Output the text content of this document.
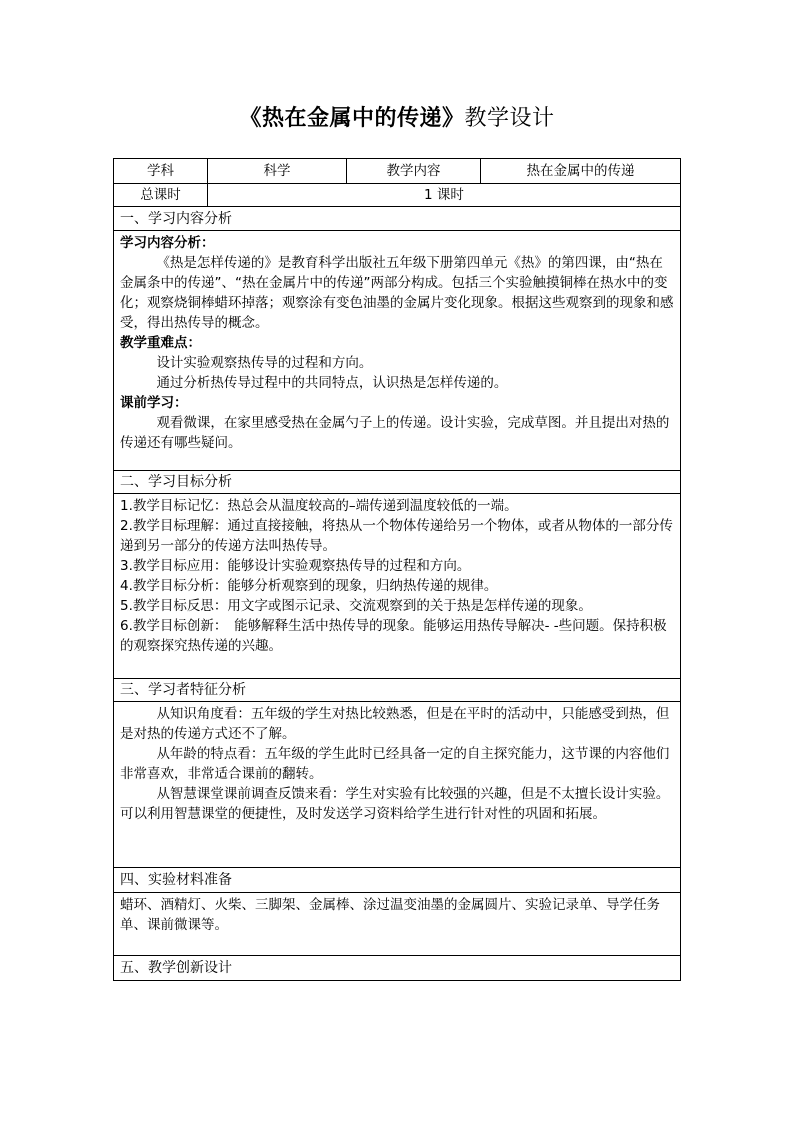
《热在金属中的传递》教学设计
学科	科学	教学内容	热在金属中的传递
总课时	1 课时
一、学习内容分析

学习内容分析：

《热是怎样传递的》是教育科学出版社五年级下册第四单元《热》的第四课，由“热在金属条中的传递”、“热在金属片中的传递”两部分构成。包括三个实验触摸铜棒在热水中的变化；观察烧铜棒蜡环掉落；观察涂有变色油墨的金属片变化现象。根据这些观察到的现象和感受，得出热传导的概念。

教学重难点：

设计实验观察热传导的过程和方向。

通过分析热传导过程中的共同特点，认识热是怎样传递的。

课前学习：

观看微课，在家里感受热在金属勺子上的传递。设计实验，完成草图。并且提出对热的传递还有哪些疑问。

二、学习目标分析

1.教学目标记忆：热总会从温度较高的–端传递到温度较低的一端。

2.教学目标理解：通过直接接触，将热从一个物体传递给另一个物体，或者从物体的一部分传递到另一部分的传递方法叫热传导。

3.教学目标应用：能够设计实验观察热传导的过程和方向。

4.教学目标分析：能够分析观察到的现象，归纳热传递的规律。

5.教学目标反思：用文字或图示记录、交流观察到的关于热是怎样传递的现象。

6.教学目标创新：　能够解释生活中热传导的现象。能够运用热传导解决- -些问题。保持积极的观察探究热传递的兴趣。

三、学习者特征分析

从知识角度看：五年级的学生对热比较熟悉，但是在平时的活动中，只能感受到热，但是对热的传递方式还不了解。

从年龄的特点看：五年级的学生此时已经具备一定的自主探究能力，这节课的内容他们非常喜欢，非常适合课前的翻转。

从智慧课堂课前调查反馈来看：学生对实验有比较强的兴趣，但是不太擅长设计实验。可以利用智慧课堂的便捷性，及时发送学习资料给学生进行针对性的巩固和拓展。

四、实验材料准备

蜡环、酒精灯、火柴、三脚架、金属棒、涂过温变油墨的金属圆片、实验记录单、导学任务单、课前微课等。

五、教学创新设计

--*--

■ **GOAL OF THE EXERCISE**: Copy the material shown above in full and exactly. Skip the pictures.

■ **RESPONSE TO THE TASK**:
Output the text content of this document.
《热在金属中的传递》教学设计
学科	科学	教学内容	热在金属中的传递
总课时	1 课时
一、学习内容分析

学习内容分析：

《热是怎样传递的》是教育科学出版社五年级下册第四单元《热》的第四课，由“热在金属条中的传递”、“热在金属片中的传递”两部分构成。包括三个实验触摸铜棒在热水中的变化；观察烧铜棒蜡环掉落；观察涂有变色油墨的金属片变化现象。根据这些观察到的现象和感受，得出热传导的概念。

教学重难点：

设计实验观察热传导的过程和方向。

通过分析热传导过程中的共同特点，认识热是怎样传递的。

课前学习：

观看微课，在家里感受热在金属勺子上的传递。设计实验，完成草图。并且提出对热的传递还有哪些疑问。

二、学习目标分析

1.教学目标记忆：热总会从温度较高的–端传递到温度较低的一端。

2.教学目标理解：通过直接接触，将热从一个物体传递给另一个物体，或者从物体的一部分传递到另一部分的传递方法叫热传导。

3.教学目标应用：能够设计实验观察热传导的过程和方向。

4.教学目标分析：能够分析观察到的现象，归纳热传递的规律。

5.教学目标反思：用文字或图示记录、交流观察到的关于热是怎样传递的现象。

6.教学目标创新：　能够解释生活中热传导的现象。能够运用热传导解决- -些问题。保持积极的观察探究热传递的兴趣。

三、学习者特征分析

从知识角度看：五年级的学生对热比较熟悉，但是在平时的活动中，只能感受到热，但是对热的传递方式还不了解。

从年龄的特点看：五年级的学生此时已经具备一定的自主探究能力，这节课的内容他们非常喜欢，非常适合课前的翻转。

从智慧课堂课前调查反馈来看：学生对实验有比较强的兴趣，但是不太擅长设计实验。可以利用智慧课堂的便捷性，及时发送学习资料给学生进行针对性的巩固和拓展。

四、实验材料准备

蜡环、酒精灯、火柴、三脚架、金属棒、涂过温变油墨的金属圆片、实验记录单、导学任务单、课前微课等。

五、教学创新设计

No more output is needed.